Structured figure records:

+++++

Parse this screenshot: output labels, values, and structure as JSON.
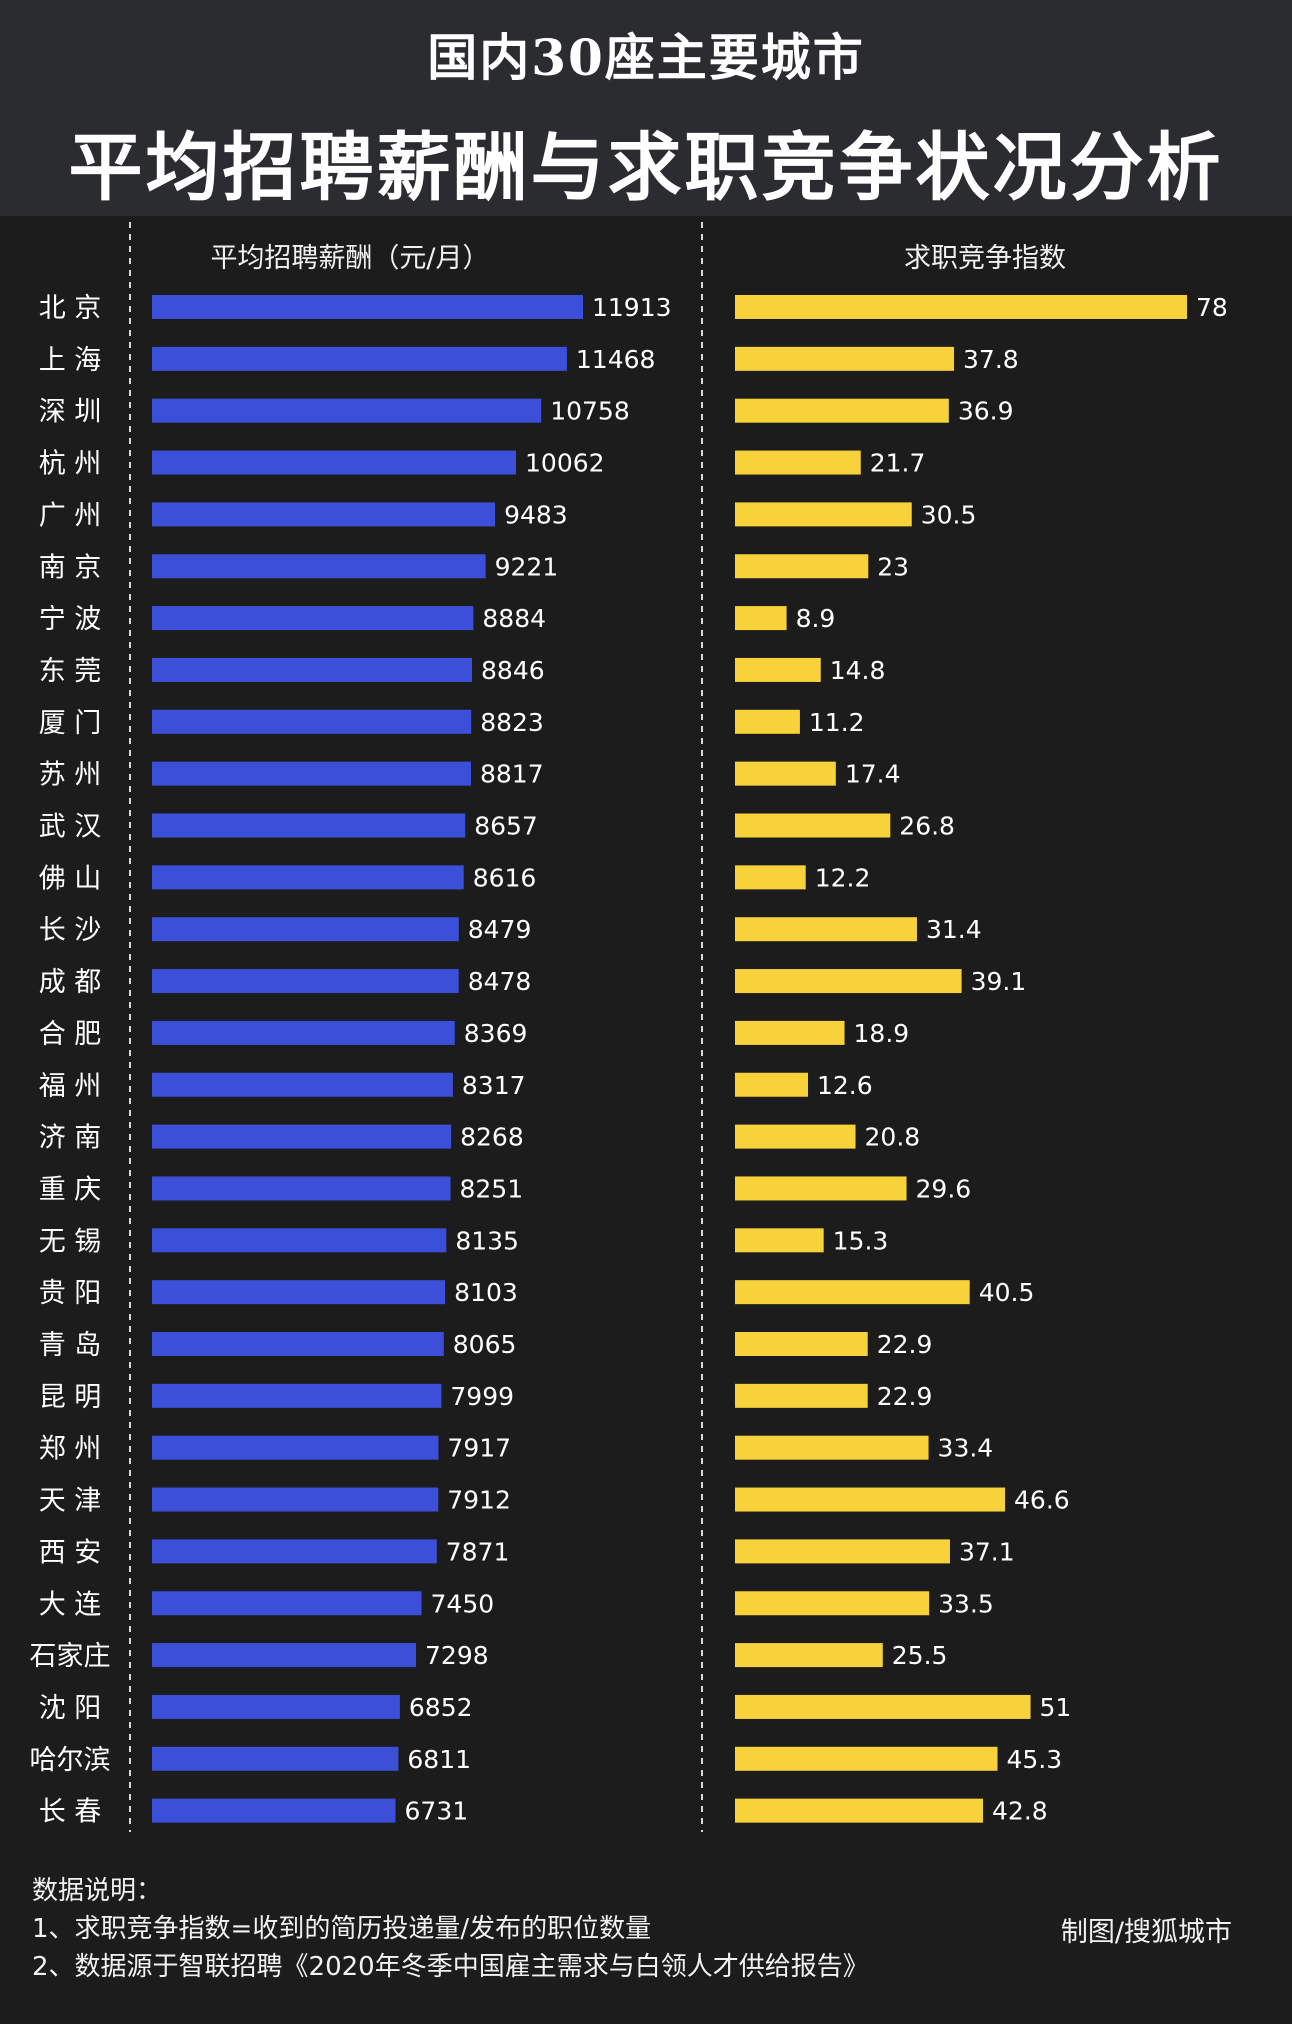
{
  "header": {
    "title_line1": "国内30座主要城市",
    "title_line2": "平均招聘薪酬与求职竞争状况分析"
  },
  "colors": {
    "salary_bar": "#3b4fd8",
    "competition_bar": "#f8d23a",
    "background": "#1c1c1c",
    "header_bg": "#2a2c30"
  },
  "chart_data": {
    "type": "bar",
    "orientation": "horizontal",
    "categories": [
      "北京",
      "上海",
      "深圳",
      "杭州",
      "广州",
      "南京",
      "宁波",
      "东莞",
      "厦门",
      "苏州",
      "武汉",
      "佛山",
      "长沙",
      "成都",
      "合肥",
      "福州",
      "济南",
      "重庆",
      "无锡",
      "贵阳",
      "青岛",
      "昆明",
      "郑州",
      "天津",
      "西安",
      "大连",
      "石家庄",
      "沈阳",
      "哈尔滨",
      "长春"
    ],
    "series": [
      {
        "name": "平均招聘薪酬（元/月）",
        "values": [
          11913,
          11468,
          10758,
          10062,
          9483,
          9221,
          8884,
          8846,
          8823,
          8817,
          8657,
          8616,
          8479,
          8478,
          8369,
          8317,
          8268,
          8251,
          8135,
          8103,
          8065,
          7999,
          7917,
          7912,
          7871,
          7450,
          7298,
          6852,
          6811,
          6731
        ]
      },
      {
        "name": "求职竞争指数",
        "values": [
          78,
          37.8,
          36.9,
          21.7,
          30.5,
          23,
          8.9,
          14.8,
          11.2,
          17.4,
          26.8,
          12.2,
          31.4,
          39.1,
          18.9,
          12.6,
          20.8,
          29.6,
          15.3,
          40.5,
          22.9,
          22.9,
          33.4,
          46.6,
          37.1,
          33.5,
          25.5,
          51,
          45.3,
          42.8
        ]
      }
    ],
    "display_labels": {
      "categories": [
        "北 京",
        "上 海",
        "深 圳",
        "杭 州",
        "广 州",
        "南 京",
        "宁 波",
        "东 莞",
        "厦 门",
        "苏 州",
        "武 汉",
        "佛 山",
        "长 沙",
        "成 都",
        "合 肥",
        "福 州",
        "济 南",
        "重 庆",
        "无 锡",
        "贵 阳",
        "青 岛",
        "昆 明",
        "郑 州",
        "天 津",
        "西 安",
        "大 连",
        "石家庄",
        "沈 阳",
        "哈尔滨",
        "长 春"
      ],
      "salary": [
        "11913",
        "11468",
        "10758",
        "10062",
        "9483",
        "9221",
        "8884",
        "8846",
        "8823",
        "8817",
        "8657",
        "8616",
        "8479",
        "8478",
        "8369",
        "8317",
        "8268",
        "8251",
        "8135",
        "8103",
        "8065",
        "7999",
        "7917",
        "7912",
        "7871",
        "7450",
        "7298",
        "6852",
        "6811",
        "6731"
      ],
      "competition": [
        "78",
        "37.8",
        "36.9",
        "21.7",
        "30.5",
        "23",
        "8.9",
        "14.8",
        "11.2",
        "17.4",
        "26.8",
        "12.2",
        "31.4",
        "39.1",
        "18.9",
        "12.6",
        "20.8",
        "29.6",
        "15.3",
        "40.5",
        "22.9",
        "22.9",
        "33.4",
        "46.6",
        "37.1",
        "33.5",
        "25.5",
        "51",
        "45.3",
        "42.8"
      ]
    },
    "grid": false,
    "legend": "none"
  },
  "notes": {
    "heading": "数据说明：",
    "line1": "1、求职竞争指数=收到的简历投递量/发布的职位数量",
    "line2": "2、数据源于智联招聘《2020年冬季中国雇主需求与白领人才供给报告》"
  },
  "credit": "制图/搜狐城市"
}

+++++

> REQUIREMENT
With the pictures left out, transcribe the material exactly.

> SOLUTION FOR THIS PROBLEM
Parse this screenshot: output labels, values, and structure as JSON.
{
  "header": {
    "title_line1": "国内30座主要城市",
    "title_line2": "平均招聘薪酬与求职竞争状况分析"
  },
  "colors": {
    "salary_bar": "#3b4fd8",
    "competition_bar": "#f8d23a",
    "background": "#1c1c1c",
    "header_bg": "#2a2c30"
  },
  "chart_data": {
    "type": "bar",
    "orientation": "horizontal",
    "categories": [
      "北京",
      "上海",
      "深圳",
      "杭州",
      "广州",
      "南京",
      "宁波",
      "东莞",
      "厦门",
      "苏州",
      "武汉",
      "佛山",
      "长沙",
      "成都",
      "合肥",
      "福州",
      "济南",
      "重庆",
      "无锡",
      "贵阳",
      "青岛",
      "昆明",
      "郑州",
      "天津",
      "西安",
      "大连",
      "石家庄",
      "沈阳",
      "哈尔滨",
      "长春"
    ],
    "series": [
      {
        "name": "平均招聘薪酬（元/月）",
        "values": [
          11913,
          11468,
          10758,
          10062,
          9483,
          9221,
          8884,
          8846,
          8823,
          8817,
          8657,
          8616,
          8479,
          8478,
          8369,
          8317,
          8268,
          8251,
          8135,
          8103,
          8065,
          7999,
          7917,
          7912,
          7871,
          7450,
          7298,
          6852,
          6811,
          6731
        ]
      },
      {
        "name": "求职竞争指数",
        "values": [
          78,
          37.8,
          36.9,
          21.7,
          30.5,
          23,
          8.9,
          14.8,
          11.2,
          17.4,
          26.8,
          12.2,
          31.4,
          39.1,
          18.9,
          12.6,
          20.8,
          29.6,
          15.3,
          40.5,
          22.9,
          22.9,
          33.4,
          46.6,
          37.1,
          33.5,
          25.5,
          51,
          45.3,
          42.8
        ]
      }
    ],
    "display_labels": {
      "categories": [
        "北 京",
        "上 海",
        "深 圳",
        "杭 州",
        "广 州",
        "南 京",
        "宁 波",
        "东 莞",
        "厦 门",
        "苏 州",
        "武 汉",
        "佛 山",
        "长 沙",
        "成 都",
        "合 肥",
        "福 州",
        "济 南",
        "重 庆",
        "无 锡",
        "贵 阳",
        "青 岛",
        "昆 明",
        "郑 州",
        "天 津",
        "西 安",
        "大 连",
        "石家庄",
        "沈 阳",
        "哈尔滨",
        "长 春"
      ],
      "salary": [
        "11913",
        "11468",
        "10758",
        "10062",
        "9483",
        "9221",
        "8884",
        "8846",
        "8823",
        "8817",
        "8657",
        "8616",
        "8479",
        "8478",
        "8369",
        "8317",
        "8268",
        "8251",
        "8135",
        "8103",
        "8065",
        "7999",
        "7917",
        "7912",
        "7871",
        "7450",
        "7298",
        "6852",
        "6811",
        "6731"
      ],
      "competition": [
        "78",
        "37.8",
        "36.9",
        "21.7",
        "30.5",
        "23",
        "8.9",
        "14.8",
        "11.2",
        "17.4",
        "26.8",
        "12.2",
        "31.4",
        "39.1",
        "18.9",
        "12.6",
        "20.8",
        "29.6",
        "15.3",
        "40.5",
        "22.9",
        "22.9",
        "33.4",
        "46.6",
        "37.1",
        "33.5",
        "25.5",
        "51",
        "45.3",
        "42.8"
      ]
    },
    "grid": false,
    "legend": "none"
  },
  "notes": {
    "heading": "数据说明：",
    "line1": "1、求职竞争指数=收到的简历投递量/发布的职位数量",
    "line2": "2、数据源于智联招聘《2020年冬季中国雇主需求与白领人才供给报告》"
  },
  "credit": "制图/搜狐城市"
}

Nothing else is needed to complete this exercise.